Start of Document extract

Sunday 17 November 2019

100 Good Things About Growing Old, # 34 - I stop throwing out books

I've realised it doesn't matter if I don't continue to clear out my books and I don't get rid of any more of them.
 At first, I took photographs of the piles I was about to take to the charity shop, in case I missed them, or wanted to remind myself of why I was chucking them out. The pile above was one of my very early disposals, and I have never missed any of them.
 Similarly, this second pile of disposals has never been missed.
The Martin Amis dual biography, with his father Kingsley, did make me pause a little, hence it got its own picture, centre stage.  However, I have never thought of it since disposal.  I can't even remember which charity shop I took it to. There is more to say on this subject.

I had, initially, been taking them to my nearest charity shop, which I can walk to.  After a few trips, I noticed that none of my books were actually on the shelves. I enquired about this, and was told that, unless the books were in pristine condition, and particularly if paperbacks, as new. they would not be sold in this charity's network of shops.  What would happen to them, I asked, aghast.  If of vintage interest (I did not bother to find out what qualified as vintage, being so disgusted with what followed), they would go to the vintage branch shop. Everything else would be sent to poor foreign countries that need books, or be pulped.  That was my last visit to this charity, and henceforth I have favoured Oxfam, which takes anything and is grateful.  I have seen my books on their shelves, and they put their books in order properly.



This is what my downstairs bookcase looked like before operations commenced.  It's still pretty much the same.  Some books have gone upstairs  - that brown one, third from right on middle shelf, is a case in point.  It is a biography of Lord Mountbatten. I read about a third of it, lost interest, but thought I might come back to it later, so it has gone from immediately opposite my desk to upstairs in the spare bedroom.  However, others have replaced it, so the shelf is still double stacked.  I am proud to own copies of historical biographies of Edward I, Edward II, Edward III and Edward V.  These are all now in the gap shown above.  I volunteer at a historical property which was built in the reign of Edward I, and occupied by the same family through the reigns of Edward II and III.  Edward V is not part of this collection, and I intend at some point to donate this book to the Richard III visitors' centre in Leicester, but as yet I have not felt ready to let it go.

Above, this is what my upstairs bookcase in the spare bedroom looks like.  It contains four sets of shelves like these, all floor to ceiling, all double stacked.

I have given some away to charity shops. The above biography is beautifully written, and I read and enjoyed it, but knew I would never need it again because I can't be bothered to actually read any novels by Trollope.  I find them too long and boring.  I might have persevered in my youth, when how to occupy the long hours of the day seemed a problem.  Now that I am not even working, but no day seems long enough for all I want to achieve in it, life is too short for Trollope.


Here are the three novels which I gave away with the biography, all completely unread, and never regretted.

However, after several months of sorting and disposing, I realised I was becoming rather sad and unhappy.  Nothing else having changed in my life, I came to the conclusion that it was because I had chucked out enough, and should stop.  In fact, I concluded that I do not NEED to chuck out any more books.  I was scraping on a sore nerve by trying to find more books that I could do without.

End of Document extract

### Problem a
In the listing, reproduce the lines starting with the one that contains "186, 255, 193]" and going on through the one that contains "280, 204, 298]", both included.
The post on growing old and the listing come from separate sources.

Start of Data section

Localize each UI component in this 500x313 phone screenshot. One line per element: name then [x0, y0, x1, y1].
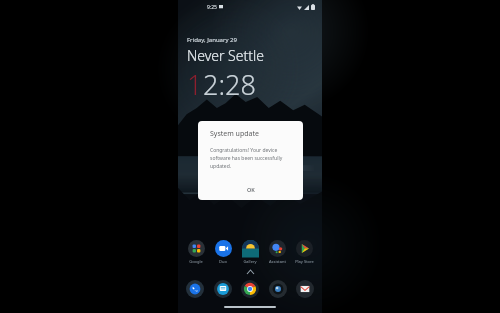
staticText: OK	[247, 186, 255, 193]
staticText: Gallery	[243, 259, 257, 264]
button[interactable]: Camera	[269, 280, 287, 298]
staticText: Duo	[219, 259, 227, 264]
button[interactable]: Phone	[186, 280, 204, 298]
staticText: Assistant	[269, 259, 286, 264]
staticText: 2:28	[203, 66, 256, 103]
button[interactable]: Chrome	[241, 280, 259, 298]
button[interactable]: Messages	[214, 280, 232, 298]
staticText: Friday, January 29	[187, 36, 237, 44]
button[interactable]: Gallery	[238, 240, 262, 264]
button[interactable]: Gmail	[296, 280, 314, 298]
button[interactable]: OK	[198, 180, 303, 198]
button[interactable]: Open app drawer	[247, 270, 254, 274]
button[interactable]: Play Store	[292, 240, 316, 264]
staticText: 9:25	[207, 4, 217, 11]
staticText: Never Settle	[187, 46, 264, 65]
staticText: Play Store	[295, 259, 314, 264]
staticText: 1	[187, 66, 203, 103]
button[interactable]: Duo	[211, 240, 235, 264]
staticText: Google	[189, 259, 203, 264]
button[interactable]: Google	[184, 240, 208, 264]
button[interactable]: Assistant	[265, 240, 289, 264]
staticText: System update	[210, 129, 259, 139]
staticText: Congratulations! Your device software ha…	[210, 147, 291, 170]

End of Data section

### Problem b
Please carry on the post about no longer throwing out books from where it stops.

### Right answer a
staticText: OK	[247, 186, 255, 193]
staticText: Gallery	[243, 259, 257, 264]
button[interactable]: Camera	[269, 280, 287, 298]
staticText: Duo	[219, 259, 227, 264]
button[interactable]: Phone	[186, 280, 204, 298]

### Right answer b
I've got rid of all the ones which were completely painless, and the next tranches which I thought to get rid of were causing me pain, and making me feel regretful in anticipation.  Enough is enough.

This afternoon, I took back to the upstairs bookshelves three armfuls of books which I had brought downstairs ready to give away, but had found I couldn't get as far as doing so.  I already feel much better.  It's sort of the opposite of a purge. 

If anything, what has been purged is the guilt about owning so many books, and the accompanying thought that I should reduce my collection. I feel a calm sense of satisfaction.


Thursday 31 October 2019

100 Good Things About Growing Old, #33

It's OK to go about the hedgerow, picking fruit for jam.


Not quite sure whether these are wild cherries or small plums, but anyway, the results are tasty!


Unfortunately, I didn't take the stones out before bottling the jam, so have had to issue warnings to recipients of the largesse, not to break their teeth on them!

Tuesday 22 October 2019

100 Good Things About Growing Old #32

When you realise that going to see a solicitor about commencing divorce proceedings might not be such a good idea.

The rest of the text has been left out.